◆ **AIM OF THE EXERCISE**
Transcribe the listing word for word.

◆ **GIVEN DATA**
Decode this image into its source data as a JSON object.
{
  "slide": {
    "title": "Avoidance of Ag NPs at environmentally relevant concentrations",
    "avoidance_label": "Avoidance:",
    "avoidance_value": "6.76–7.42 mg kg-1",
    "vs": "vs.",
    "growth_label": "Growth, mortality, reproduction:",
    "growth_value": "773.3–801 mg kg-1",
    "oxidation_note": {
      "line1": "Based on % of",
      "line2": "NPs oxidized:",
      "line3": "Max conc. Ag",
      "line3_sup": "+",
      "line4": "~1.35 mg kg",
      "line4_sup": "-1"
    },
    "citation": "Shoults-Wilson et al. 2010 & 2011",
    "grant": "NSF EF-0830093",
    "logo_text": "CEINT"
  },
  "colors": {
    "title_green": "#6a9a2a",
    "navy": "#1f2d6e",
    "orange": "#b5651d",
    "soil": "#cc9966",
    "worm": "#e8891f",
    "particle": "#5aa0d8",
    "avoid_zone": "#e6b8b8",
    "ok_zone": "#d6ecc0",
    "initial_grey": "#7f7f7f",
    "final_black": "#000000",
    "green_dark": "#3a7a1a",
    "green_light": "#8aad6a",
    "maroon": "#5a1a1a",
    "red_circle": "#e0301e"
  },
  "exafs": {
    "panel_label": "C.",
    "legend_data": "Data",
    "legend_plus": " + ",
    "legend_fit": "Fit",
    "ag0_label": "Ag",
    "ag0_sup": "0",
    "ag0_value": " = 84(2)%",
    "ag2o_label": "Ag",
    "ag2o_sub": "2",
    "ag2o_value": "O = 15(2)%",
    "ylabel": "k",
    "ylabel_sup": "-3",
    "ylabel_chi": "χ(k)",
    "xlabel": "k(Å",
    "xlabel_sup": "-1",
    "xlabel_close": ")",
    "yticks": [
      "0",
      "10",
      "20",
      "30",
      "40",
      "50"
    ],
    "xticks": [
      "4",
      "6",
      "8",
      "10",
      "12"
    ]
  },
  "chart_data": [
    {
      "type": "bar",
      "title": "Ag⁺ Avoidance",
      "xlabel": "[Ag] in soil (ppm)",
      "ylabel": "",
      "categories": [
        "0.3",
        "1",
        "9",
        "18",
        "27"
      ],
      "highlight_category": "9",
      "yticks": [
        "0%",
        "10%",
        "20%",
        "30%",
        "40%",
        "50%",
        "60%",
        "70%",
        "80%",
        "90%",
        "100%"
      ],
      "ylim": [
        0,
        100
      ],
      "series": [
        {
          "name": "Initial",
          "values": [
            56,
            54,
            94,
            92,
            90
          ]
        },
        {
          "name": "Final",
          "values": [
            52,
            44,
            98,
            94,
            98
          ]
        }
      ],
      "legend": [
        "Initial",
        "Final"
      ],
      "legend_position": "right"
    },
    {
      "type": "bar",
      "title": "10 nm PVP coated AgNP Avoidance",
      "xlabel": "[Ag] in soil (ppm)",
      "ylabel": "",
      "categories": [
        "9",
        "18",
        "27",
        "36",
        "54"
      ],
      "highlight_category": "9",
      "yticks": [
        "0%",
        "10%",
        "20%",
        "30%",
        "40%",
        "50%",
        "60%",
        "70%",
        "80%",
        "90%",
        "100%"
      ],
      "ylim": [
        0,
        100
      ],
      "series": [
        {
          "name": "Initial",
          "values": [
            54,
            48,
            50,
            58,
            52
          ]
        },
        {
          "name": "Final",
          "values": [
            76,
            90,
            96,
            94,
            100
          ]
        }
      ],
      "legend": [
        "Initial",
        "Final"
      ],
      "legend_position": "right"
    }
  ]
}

◆ **FINAL ANSWER**
Decode this image into its source data as a JSON object.
{
  "slide": {
    "title": "Avoidance of Ag NPs at environmentally relevant concentrations",
    "avoidance_label": "Avoidance:",
    "avoidance_value": "6.76–7.42 mg kg-1",
    "vs": "vs.",
    "growth_label": "Growth, mortality, reproduction:",
    "growth_value": "773.3–801 mg kg-1",
    "oxidation_note": {
      "line1": "Based on % of",
      "line2": "NPs oxidized:",
      "line3": "Max conc. Ag",
      "line3_sup": "+",
      "line4": "~1.35 mg kg",
      "line4_sup": "-1"
    },
    "citation": "Shoults-Wilson et al. 2010 & 2011",
    "grant": "NSF EF-0830093",
    "logo_text": "CEINT"
  },
  "colors": {
    "title_green": "#6a9a2a",
    "navy": "#1f2d6e",
    "orange": "#b5651d",
    "soil": "#cc9966",
    "worm": "#e8891f",
    "particle": "#5aa0d8",
    "avoid_zone": "#e6b8b8",
    "ok_zone": "#d6ecc0",
    "initial_grey": "#7f7f7f",
    "final_black": "#000000",
    "green_dark": "#3a7a1a",
    "green_light": "#8aad6a",
    "maroon": "#5a1a1a",
    "red_circle": "#e0301e"
  },
  "exafs": {
    "panel_label": "C.",
    "legend_data": "Data",
    "legend_plus": " + ",
    "legend_fit": "Fit",
    "ag0_label": "Ag",
    "ag0_sup": "0",
    "ag0_value": " = 84(2)%",
    "ag2o_label": "Ag",
    "ag2o_sub": "2",
    "ag2o_value": "O = 15(2)%",
    "ylabel": "k",
    "ylabel_sup": "-3",
    "ylabel_chi": "χ(k)",
    "xlabel": "k(Å",
    "xlabel_sup": "-1",
    "xlabel_close": ")",
    "yticks": [
      "0",
      "10",
      "20",
      "30",
      "40",
      "50"
    ],
    "xticks": [
      "4",
      "6",
      "8",
      "10",
      "12"
    ]
  },
  "chart_data": [
    {
      "type": "bar",
      "title": "Ag⁺ Avoidance",
      "xlabel": "[Ag] in soil (ppm)",
      "ylabel": "",
      "categories": [
        "0.3",
        "1",
        "9",
        "18",
        "27"
      ],
      "highlight_category": "9",
      "yticks": [
        "0%",
        "10%",
        "20%",
        "30%",
        "40%",
        "50%",
        "60%",
        "70%",
        "80%",
        "90%",
        "100%"
      ],
      "ylim": [
        0,
        100
      ],
      "series": [
        {
          "name": "Initial",
          "values": [
            56,
            54,
            94,
            92,
            90
          ]
        },
        {
          "name": "Final",
          "values": [
            52,
            44,
            98,
            94,
            98
          ]
        }
      ],
      "legend": [
        "Initial",
        "Final"
      ],
      "legend_position": "right"
    },
    {
      "type": "bar",
      "title": "10 nm PVP coated AgNP Avoidance",
      "xlabel": "[Ag] in soil (ppm)",
      "ylabel": "",
      "categories": [
        "9",
        "18",
        "27",
        "36",
        "54"
      ],
      "highlight_category": "9",
      "yticks": [
        "0%",
        "10%",
        "20%",
        "30%",
        "40%",
        "50%",
        "60%",
        "70%",
        "80%",
        "90%",
        "100%"
      ],
      "ylim": [
        0,
        100
      ],
      "series": [
        {
          "name": "Initial",
          "values": [
            54,
            48,
            50,
            58,
            52
          ]
        },
        {
          "name": "Final",
          "values": [
            76,
            90,
            96,
            94,
            100
          ]
        }
      ],
      "legend": [
        "Initial",
        "Final"
      ],
      "legend_position": "right"
    }
  ]
}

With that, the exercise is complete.